• **MATERIAL**:
********
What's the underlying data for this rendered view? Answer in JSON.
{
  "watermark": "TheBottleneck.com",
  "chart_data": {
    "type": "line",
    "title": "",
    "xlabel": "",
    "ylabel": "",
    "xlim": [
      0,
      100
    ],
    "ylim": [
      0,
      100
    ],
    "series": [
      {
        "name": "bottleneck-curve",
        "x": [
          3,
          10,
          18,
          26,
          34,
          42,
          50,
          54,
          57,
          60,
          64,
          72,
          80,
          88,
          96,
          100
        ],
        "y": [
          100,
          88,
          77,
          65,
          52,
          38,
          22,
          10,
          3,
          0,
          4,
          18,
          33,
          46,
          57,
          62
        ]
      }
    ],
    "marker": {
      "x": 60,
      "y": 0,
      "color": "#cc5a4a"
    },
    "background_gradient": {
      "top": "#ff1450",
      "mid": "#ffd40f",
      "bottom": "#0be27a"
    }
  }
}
********
• **WHAT THIS TASK INVOLVES**:
Write out the whole listing again. Match it word for word.

• **ANSWER TO THE TASK**:
What's the underlying data for this rendered view? Answer in JSON.
{
  "watermark": "TheBottleneck.com",
  "chart_data": {
    "type": "line",
    "title": "",
    "xlabel": "",
    "ylabel": "",
    "xlim": [
      0,
      100
    ],
    "ylim": [
      0,
      100
    ],
    "series": [
      {
        "name": "bottleneck-curve",
        "x": [
          3,
          10,
          18,
          26,
          34,
          42,
          50,
          54,
          57,
          60,
          64,
          72,
          80,
          88,
          96,
          100
        ],
        "y": [
          100,
          88,
          77,
          65,
          52,
          38,
          22,
          10,
          3,
          0,
          4,
          18,
          33,
          46,
          57,
          62
        ]
      }
    ],
    "marker": {
      "x": 60,
      "y": 0,
      "color": "#cc5a4a"
    },
    "background_gradient": {
      "top": "#ff1450",
      "mid": "#ffd40f",
      "bottom": "#0be27a"
    }
  }
}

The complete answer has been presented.